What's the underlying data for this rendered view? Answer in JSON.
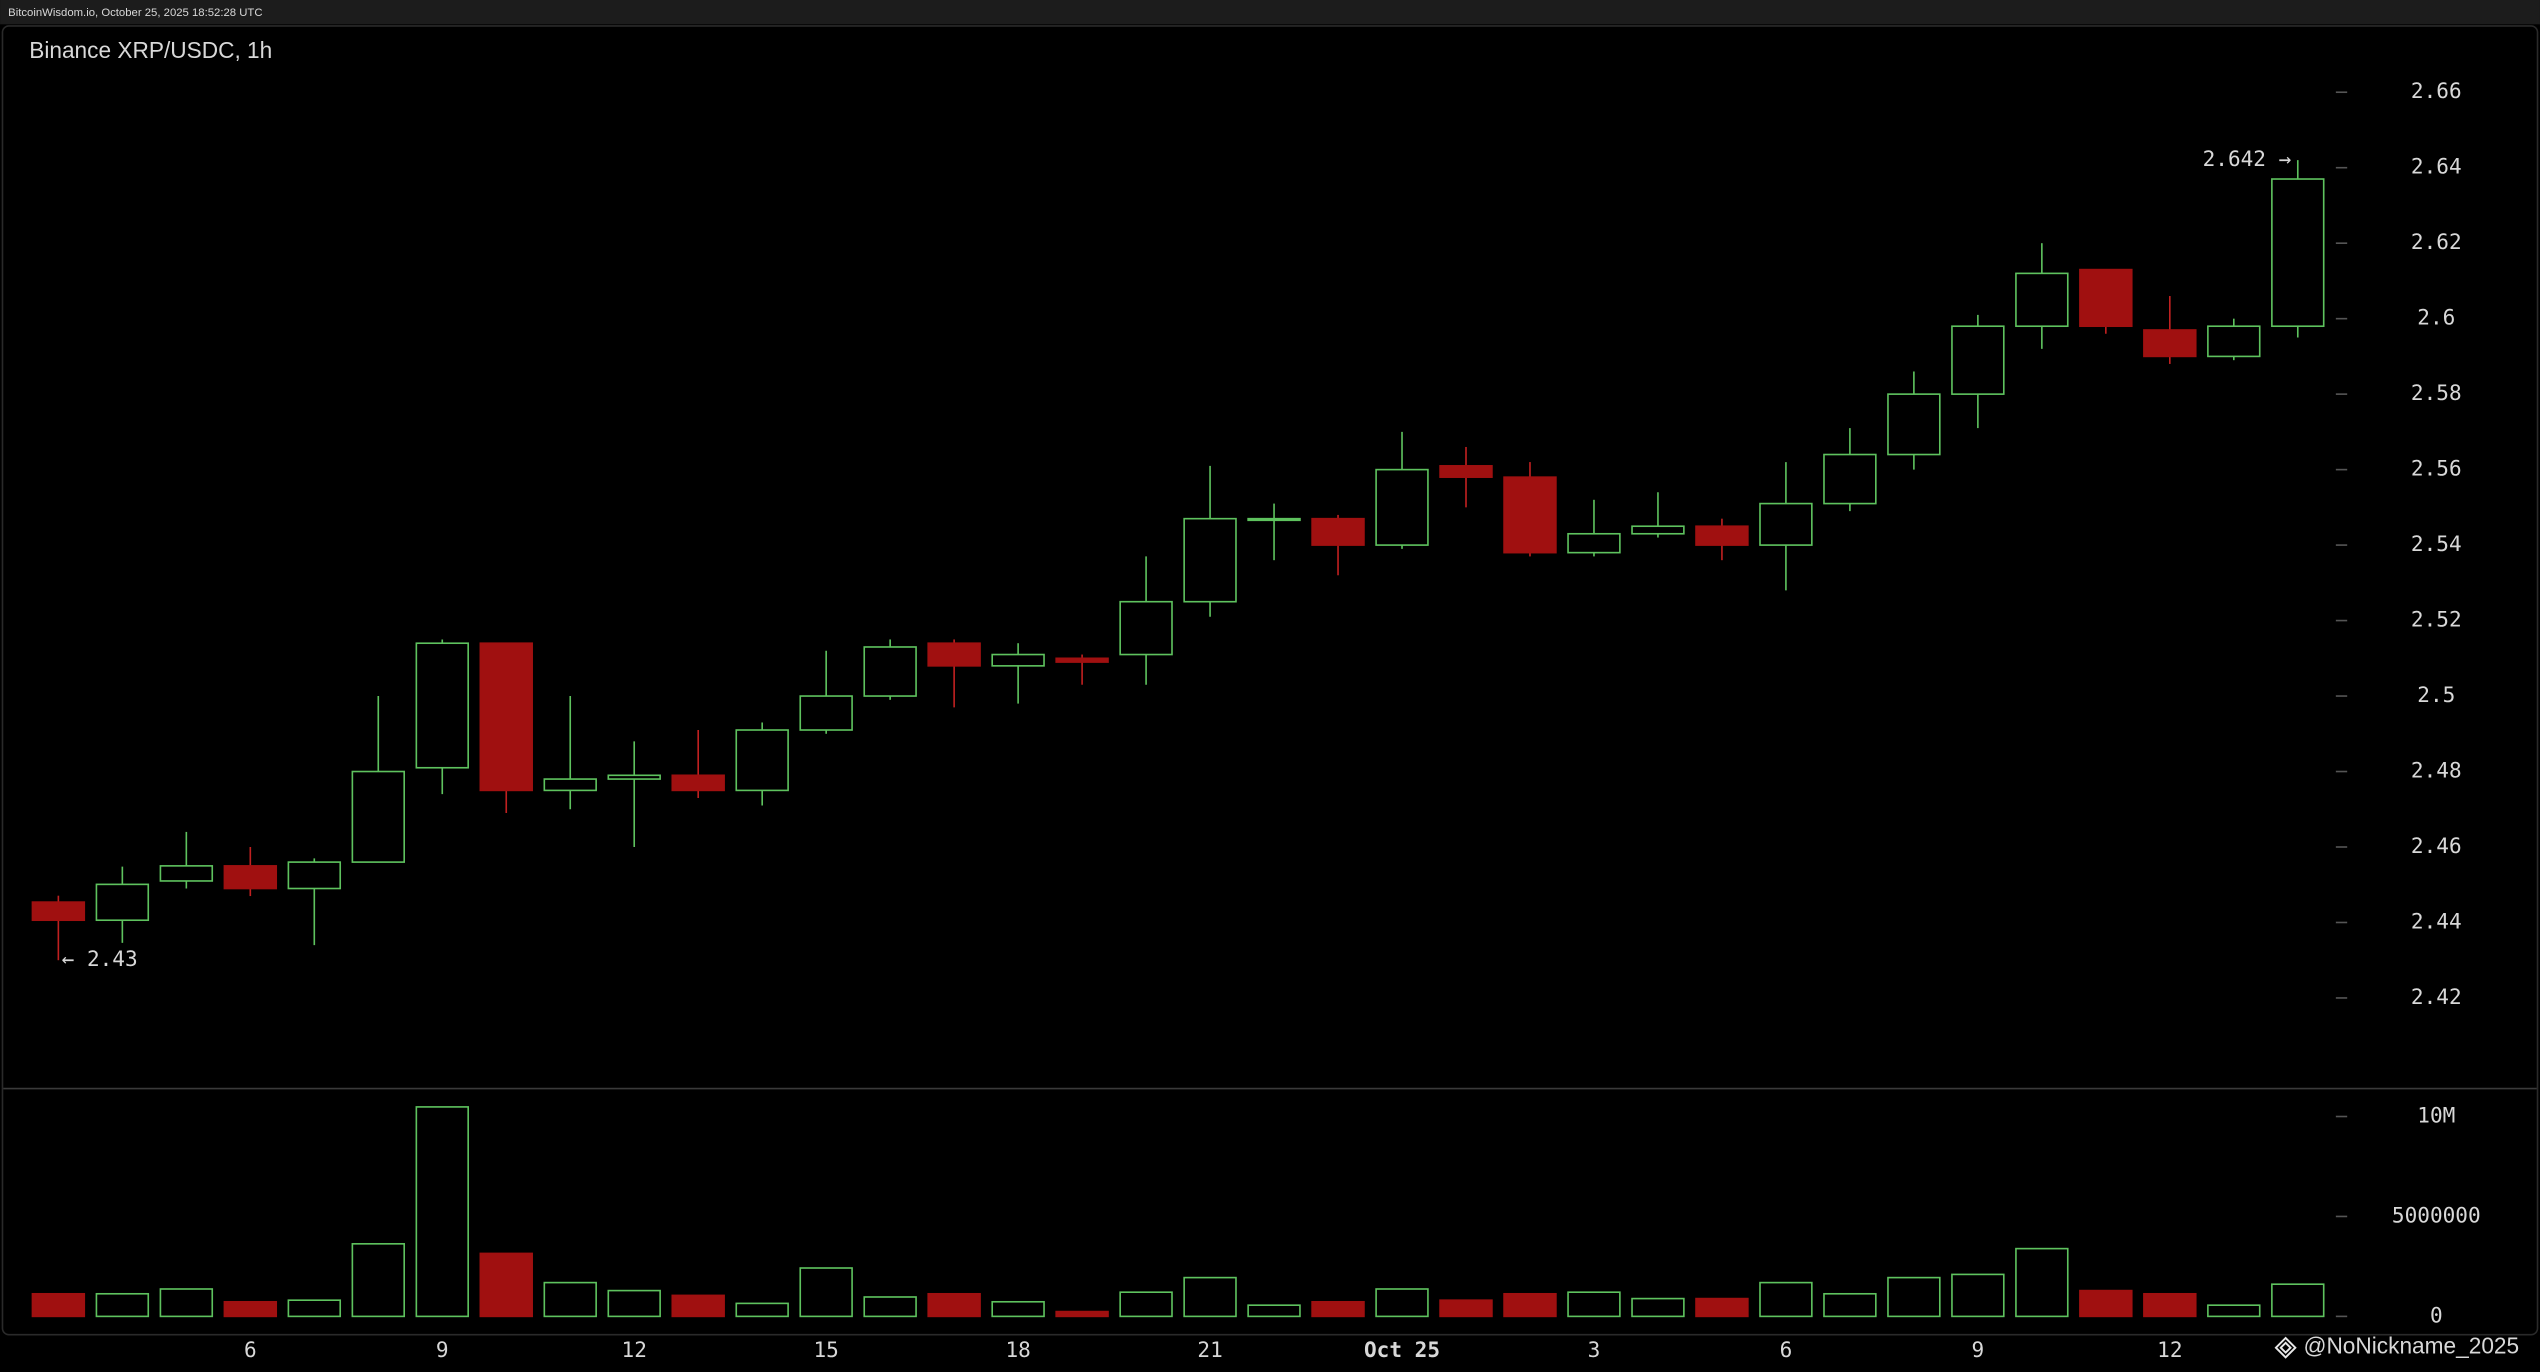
{
  "header": "BitcoinWisdom.io, October 25, 2025 18:52:28 UTC",
  "watermark": "@NoNickname_2025",
  "chart_data": {
    "type": "candlestick",
    "title": "Binance XRP/USDC, 1h",
    "up_color": "#5ec25e",
    "down_color": "#a01010",
    "categories": [
      null,
      null,
      null,
      "6",
      null,
      null,
      "9",
      null,
      null,
      "12",
      null,
      null,
      "15",
      null,
      null,
      "18",
      null,
      null,
      "21",
      null,
      null,
      "Oct 25",
      null,
      null,
      "3",
      null,
      null,
      "6",
      null,
      null,
      "9",
      null,
      null,
      "12",
      null,
      null
    ],
    "open": [
      2.4454,
      2.4406,
      2.451,
      2.455,
      2.449,
      2.456,
      2.481,
      2.514,
      2.475,
      2.478,
      2.479,
      2.475,
      2.491,
      2.5,
      2.514,
      2.508,
      2.51,
      2.511,
      2.525,
      2.547,
      2.547,
      2.54,
      2.561,
      2.558,
      2.538,
      2.543,
      2.545,
      2.54,
      2.551,
      2.564,
      2.58,
      2.598,
      2.613,
      2.597,
      2.59,
      2.598
    ],
    "high": [
      2.4471,
      2.4548,
      2.464,
      2.46,
      2.457,
      2.5,
      2.515,
      2.514,
      2.5,
      2.488,
      2.491,
      2.493,
      2.512,
      2.515,
      2.515,
      2.514,
      2.511,
      2.537,
      2.561,
      2.551,
      2.548,
      2.57,
      2.566,
      2.562,
      2.552,
      2.554,
      2.547,
      2.562,
      2.571,
      2.586,
      2.601,
      2.62,
      2.613,
      2.606,
      2.6,
      2.642
    ],
    "low": [
      2.43,
      2.4346,
      2.449,
      2.447,
      2.434,
      2.456,
      2.474,
      2.469,
      2.47,
      2.46,
      2.473,
      2.471,
      2.49,
      2.499,
      2.497,
      2.498,
      2.503,
      2.503,
      2.521,
      2.536,
      2.532,
      2.539,
      2.55,
      2.537,
      2.537,
      2.542,
      2.536,
      2.528,
      2.549,
      2.56,
      2.571,
      2.592,
      2.596,
      2.588,
      2.589,
      2.595
    ],
    "close": [
      2.4406,
      2.4501,
      2.455,
      2.449,
      2.456,
      2.48,
      2.514,
      2.475,
      2.478,
      2.479,
      2.475,
      2.491,
      2.5,
      2.513,
      2.508,
      2.511,
      2.509,
      2.525,
      2.547,
      2.547,
      2.54,
      2.56,
      2.558,
      2.538,
      2.543,
      2.545,
      2.54,
      2.551,
      2.564,
      2.58,
      2.598,
      2.612,
      2.598,
      2.59,
      2.598,
      2.637
    ],
    "ylim": [
      2.396,
      2.678
    ],
    "yticks": [
      2.42,
      2.44,
      2.46,
      2.48,
      2.5,
      2.52,
      2.54,
      2.56,
      2.58,
      2.6,
      2.62,
      2.64,
      2.66
    ],
    "annotations": [
      {
        "text": "2.642 →",
        "value": 2.642,
        "index": 35
      },
      {
        "text": "← 2.43",
        "value": 2.43,
        "index": 0
      }
    ],
    "volume": {
      "values": [
        1130000,
        1130000,
        1370000,
        730000,
        810000,
        3630000,
        10480000,
        3150000,
        1690000,
        1290000,
        1050000,
        650000,
        2420000,
        970000,
        1130000,
        730000,
        240000,
        1210000,
        1940000,
        560000,
        730000,
        1370000,
        810000,
        1130000,
        1210000,
        890000,
        890000,
        1690000,
        1130000,
        1940000,
        2100000,
        3390000,
        1290000,
        1130000,
        560000,
        1610000
      ],
      "ylim": [
        -1000000,
        11400000
      ],
      "yticks": [
        0,
        5000000,
        {
          "value": 10000000,
          "label": "10M"
        }
      ]
    }
  }
}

===

* [Set exercise] Leaving aside the images, write out the entries above word for word.

* [Right answer]
What's the underlying data for this rendered view? Answer in JSON.
{
  "header": "BitcoinWisdom.io, October 25, 2025 18:52:28 UTC",
  "watermark": "@NoNickname_2025",
  "chart_data": {
    "type": "candlestick",
    "title": "Binance XRP/USDC, 1h",
    "up_color": "#5ec25e",
    "down_color": "#a01010",
    "categories": [
      null,
      null,
      null,
      "6",
      null,
      null,
      "9",
      null,
      null,
      "12",
      null,
      null,
      "15",
      null,
      null,
      "18",
      null,
      null,
      "21",
      null,
      null,
      "Oct 25",
      null,
      null,
      "3",
      null,
      null,
      "6",
      null,
      null,
      "9",
      null,
      null,
      "12",
      null,
      null
    ],
    "open": [
      2.4454,
      2.4406,
      2.451,
      2.455,
      2.449,
      2.456,
      2.481,
      2.514,
      2.475,
      2.478,
      2.479,
      2.475,
      2.491,
      2.5,
      2.514,
      2.508,
      2.51,
      2.511,
      2.525,
      2.547,
      2.547,
      2.54,
      2.561,
      2.558,
      2.538,
      2.543,
      2.545,
      2.54,
      2.551,
      2.564,
      2.58,
      2.598,
      2.613,
      2.597,
      2.59,
      2.598
    ],
    "high": [
      2.4471,
      2.4548,
      2.464,
      2.46,
      2.457,
      2.5,
      2.515,
      2.514,
      2.5,
      2.488,
      2.491,
      2.493,
      2.512,
      2.515,
      2.515,
      2.514,
      2.511,
      2.537,
      2.561,
      2.551,
      2.548,
      2.57,
      2.566,
      2.562,
      2.552,
      2.554,
      2.547,
      2.562,
      2.571,
      2.586,
      2.601,
      2.62,
      2.613,
      2.606,
      2.6,
      2.642
    ],
    "low": [
      2.43,
      2.4346,
      2.449,
      2.447,
      2.434,
      2.456,
      2.474,
      2.469,
      2.47,
      2.46,
      2.473,
      2.471,
      2.49,
      2.499,
      2.497,
      2.498,
      2.503,
      2.503,
      2.521,
      2.536,
      2.532,
      2.539,
      2.55,
      2.537,
      2.537,
      2.542,
      2.536,
      2.528,
      2.549,
      2.56,
      2.571,
      2.592,
      2.596,
      2.588,
      2.589,
      2.595
    ],
    "close": [
      2.4406,
      2.4501,
      2.455,
      2.449,
      2.456,
      2.48,
      2.514,
      2.475,
      2.478,
      2.479,
      2.475,
      2.491,
      2.5,
      2.513,
      2.508,
      2.511,
      2.509,
      2.525,
      2.547,
      2.547,
      2.54,
      2.56,
      2.558,
      2.538,
      2.543,
      2.545,
      2.54,
      2.551,
      2.564,
      2.58,
      2.598,
      2.612,
      2.598,
      2.59,
      2.598,
      2.637
    ],
    "ylim": [
      2.396,
      2.678
    ],
    "yticks": [
      2.42,
      2.44,
      2.46,
      2.48,
      2.5,
      2.52,
      2.54,
      2.56,
      2.58,
      2.6,
      2.62,
      2.64,
      2.66
    ],
    "annotations": [
      {
        "text": "2.642 →",
        "value": 2.642,
        "index": 35
      },
      {
        "text": "← 2.43",
        "value": 2.43,
        "index": 0
      }
    ],
    "volume": {
      "values": [
        1130000,
        1130000,
        1370000,
        730000,
        810000,
        3630000,
        10480000,
        3150000,
        1690000,
        1290000,
        1050000,
        650000,
        2420000,
        970000,
        1130000,
        730000,
        240000,
        1210000,
        1940000,
        560000,
        730000,
        1370000,
        810000,
        1130000,
        1210000,
        890000,
        890000,
        1690000,
        1130000,
        1940000,
        2100000,
        3390000,
        1290000,
        1130000,
        560000,
        1610000
      ],
      "ylim": [
        -1000000,
        11400000
      ],
      "yticks": [
        0,
        5000000,
        {
          "value": 10000000,
          "label": "10M"
        }
      ]
    }
  }
}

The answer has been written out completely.